**Given problem**
Give every entry again, word for word and in full.

(Records about charts and figures)
* * * *

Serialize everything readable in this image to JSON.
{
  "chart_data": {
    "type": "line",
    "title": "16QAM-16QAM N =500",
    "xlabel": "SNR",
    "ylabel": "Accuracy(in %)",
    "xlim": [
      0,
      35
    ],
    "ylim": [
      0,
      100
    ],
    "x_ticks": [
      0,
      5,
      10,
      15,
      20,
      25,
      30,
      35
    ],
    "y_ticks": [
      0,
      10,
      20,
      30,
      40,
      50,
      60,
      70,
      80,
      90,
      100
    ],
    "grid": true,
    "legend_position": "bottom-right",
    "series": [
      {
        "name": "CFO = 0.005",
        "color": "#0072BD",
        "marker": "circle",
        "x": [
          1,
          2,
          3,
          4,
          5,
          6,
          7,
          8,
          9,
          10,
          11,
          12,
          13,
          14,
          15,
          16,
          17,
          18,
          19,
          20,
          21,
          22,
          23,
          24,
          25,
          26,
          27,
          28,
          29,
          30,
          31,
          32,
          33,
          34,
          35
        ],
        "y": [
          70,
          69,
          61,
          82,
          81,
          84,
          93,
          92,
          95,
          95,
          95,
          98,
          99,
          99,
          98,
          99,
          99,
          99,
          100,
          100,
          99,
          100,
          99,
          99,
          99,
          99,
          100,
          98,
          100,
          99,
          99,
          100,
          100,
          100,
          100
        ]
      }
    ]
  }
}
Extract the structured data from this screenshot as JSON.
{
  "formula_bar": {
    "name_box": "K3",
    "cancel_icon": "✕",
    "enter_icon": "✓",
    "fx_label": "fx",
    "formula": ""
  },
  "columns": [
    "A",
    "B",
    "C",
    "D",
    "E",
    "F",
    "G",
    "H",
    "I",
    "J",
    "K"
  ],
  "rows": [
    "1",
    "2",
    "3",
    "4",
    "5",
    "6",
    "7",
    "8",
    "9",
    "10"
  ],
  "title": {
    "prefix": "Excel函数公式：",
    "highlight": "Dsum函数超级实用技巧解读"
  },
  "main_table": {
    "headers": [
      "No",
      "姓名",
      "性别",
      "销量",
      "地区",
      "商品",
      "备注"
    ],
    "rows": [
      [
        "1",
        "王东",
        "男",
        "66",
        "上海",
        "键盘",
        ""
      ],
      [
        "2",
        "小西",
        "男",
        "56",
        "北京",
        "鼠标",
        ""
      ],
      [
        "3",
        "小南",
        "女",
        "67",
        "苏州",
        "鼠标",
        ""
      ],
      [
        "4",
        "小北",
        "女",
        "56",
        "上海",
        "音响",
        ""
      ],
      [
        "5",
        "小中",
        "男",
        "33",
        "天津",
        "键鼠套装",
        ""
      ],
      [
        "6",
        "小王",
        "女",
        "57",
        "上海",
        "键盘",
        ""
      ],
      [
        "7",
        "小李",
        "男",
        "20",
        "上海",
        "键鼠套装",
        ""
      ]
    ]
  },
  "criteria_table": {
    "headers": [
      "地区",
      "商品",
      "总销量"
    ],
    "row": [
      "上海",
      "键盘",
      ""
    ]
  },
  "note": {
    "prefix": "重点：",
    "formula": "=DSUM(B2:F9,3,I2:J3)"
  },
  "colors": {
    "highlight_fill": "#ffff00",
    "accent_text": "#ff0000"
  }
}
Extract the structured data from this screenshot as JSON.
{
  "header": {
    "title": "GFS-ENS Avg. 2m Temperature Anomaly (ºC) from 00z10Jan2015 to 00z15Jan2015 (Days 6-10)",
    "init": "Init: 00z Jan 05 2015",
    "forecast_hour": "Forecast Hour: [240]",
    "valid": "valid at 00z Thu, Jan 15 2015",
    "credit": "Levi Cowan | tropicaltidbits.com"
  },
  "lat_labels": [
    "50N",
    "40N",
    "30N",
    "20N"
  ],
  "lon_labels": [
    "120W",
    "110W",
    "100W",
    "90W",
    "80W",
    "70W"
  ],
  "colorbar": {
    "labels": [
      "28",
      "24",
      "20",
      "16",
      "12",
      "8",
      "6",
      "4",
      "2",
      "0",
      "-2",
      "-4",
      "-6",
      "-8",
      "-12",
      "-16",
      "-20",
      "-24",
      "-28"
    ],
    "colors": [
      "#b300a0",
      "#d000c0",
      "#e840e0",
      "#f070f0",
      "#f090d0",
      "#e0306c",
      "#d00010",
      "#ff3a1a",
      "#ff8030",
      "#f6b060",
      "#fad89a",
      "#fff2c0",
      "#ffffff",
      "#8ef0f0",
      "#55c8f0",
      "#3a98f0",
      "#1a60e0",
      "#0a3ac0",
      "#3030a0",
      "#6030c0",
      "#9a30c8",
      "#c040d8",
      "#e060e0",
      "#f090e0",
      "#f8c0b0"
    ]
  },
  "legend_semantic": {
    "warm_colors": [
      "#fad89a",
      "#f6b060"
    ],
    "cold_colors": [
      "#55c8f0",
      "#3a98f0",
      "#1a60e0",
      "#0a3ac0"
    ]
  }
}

* * * *

**Written solution**
Serialize everything readable in this image to JSON.
{
  "chart_data": {
    "type": "line",
    "title": "16QAM-16QAM N =500",
    "xlabel": "SNR",
    "ylabel": "Accuracy(in %)",
    "xlim": [
      0,
      35
    ],
    "ylim": [
      0,
      100
    ],
    "x_ticks": [
      0,
      5,
      10,
      15,
      20,
      25,
      30,
      35
    ],
    "y_ticks": [
      0,
      10,
      20,
      30,
      40,
      50,
      60,
      70,
      80,
      90,
      100
    ],
    "grid": true,
    "legend_position": "bottom-right",
    "series": [
      {
        "name": "CFO = 0.005",
        "color": "#0072BD",
        "marker": "circle",
        "x": [
          1,
          2,
          3,
          4,
          5,
          6,
          7,
          8,
          9,
          10,
          11,
          12,
          13,
          14,
          15,
          16,
          17,
          18,
          19,
          20,
          21,
          22,
          23,
          24,
          25,
          26,
          27,
          28,
          29,
          30,
          31,
          32,
          33,
          34,
          35
        ],
        "y": [
          70,
          69,
          61,
          82,
          81,
          84,
          93,
          92,
          95,
          95,
          95,
          98,
          99,
          99,
          98,
          99,
          99,
          99,
          100,
          100,
          99,
          100,
          99,
          99,
          99,
          99,
          100,
          98,
          100,
          99,
          99,
          100,
          100,
          100,
          100
        ]
      }
    ]
  }
}
Extract the structured data from this screenshot as JSON.
{
  "formula_bar": {
    "name_box": "K3",
    "cancel_icon": "✕",
    "enter_icon": "✓",
    "fx_label": "fx",
    "formula": ""
  },
  "columns": [
    "A",
    "B",
    "C",
    "D",
    "E",
    "F",
    "G",
    "H",
    "I",
    "J",
    "K"
  ],
  "rows": [
    "1",
    "2",
    "3",
    "4",
    "5",
    "6",
    "7",
    "8",
    "9",
    "10"
  ],
  "title": {
    "prefix": "Excel函数公式：",
    "highlight": "Dsum函数超级实用技巧解读"
  },
  "main_table": {
    "headers": [
      "No",
      "姓名",
      "性别",
      "销量",
      "地区",
      "商品",
      "备注"
    ],
    "rows": [
      [
        "1",
        "王东",
        "男",
        "66",
        "上海",
        "键盘",
        ""
      ],
      [
        "2",
        "小西",
        "男",
        "56",
        "北京",
        "鼠标",
        ""
      ],
      [
        "3",
        "小南",
        "女",
        "67",
        "苏州",
        "鼠标",
        ""
      ],
      [
        "4",
        "小北",
        "女",
        "56",
        "上海",
        "音响",
        ""
      ],
      [
        "5",
        "小中",
        "男",
        "33",
        "天津",
        "键鼠套装",
        ""
      ],
      [
        "6",
        "小王",
        "女",
        "57",
        "上海",
        "键盘",
        ""
      ],
      [
        "7",
        "小李",
        "男",
        "20",
        "上海",
        "键鼠套装",
        ""
      ]
    ]
  },
  "criteria_table": {
    "headers": [
      "地区",
      "商品",
      "总销量"
    ],
    "row": [
      "上海",
      "键盘",
      ""
    ]
  },
  "note": {
    "prefix": "重点：",
    "formula": "=DSUM(B2:F9,3,I2:J3)"
  },
  "colors": {
    "highlight_fill": "#ffff00",
    "accent_text": "#ff0000"
  }
}
Extract the structured data from this screenshot as JSON.
{
  "header": {
    "title": "GFS-ENS Avg. 2m Temperature Anomaly (ºC) from 00z10Jan2015 to 00z15Jan2015 (Days 6-10)",
    "init": "Init: 00z Jan 05 2015",
    "forecast_hour": "Forecast Hour: [240]",
    "valid": "valid at 00z Thu, Jan 15 2015",
    "credit": "Levi Cowan | tropicaltidbits.com"
  },
  "lat_labels": [
    "50N",
    "40N",
    "30N",
    "20N"
  ],
  "lon_labels": [
    "120W",
    "110W",
    "100W",
    "90W",
    "80W",
    "70W"
  ],
  "colorbar": {
    "labels": [
      "28",
      "24",
      "20",
      "16",
      "12",
      "8",
      "6",
      "4",
      "2",
      "0",
      "-2",
      "-4",
      "-6",
      "-8",
      "-12",
      "-16",
      "-20",
      "-24",
      "-28"
    ],
    "colors": [
      "#b300a0",
      "#d000c0",
      "#e840e0",
      "#f070f0",
      "#f090d0",
      "#e0306c",
      "#d00010",
      "#ff3a1a",
      "#ff8030",
      "#f6b060",
      "#fad89a",
      "#fff2c0",
      "#ffffff",
      "#8ef0f0",
      "#55c8f0",
      "#3a98f0",
      "#1a60e0",
      "#0a3ac0",
      "#3030a0",
      "#6030c0",
      "#9a30c8",
      "#c040d8",
      "#e060e0",
      "#f090e0",
      "#f8c0b0"
    ]
  },
  "legend_semantic": {
    "warm_colors": [
      "#fad89a",
      "#f6b060"
    ],
    "cold_colors": [
      "#55c8f0",
      "#3a98f0",
      "#1a60e0",
      "#0a3ac0"
    ]
  }
}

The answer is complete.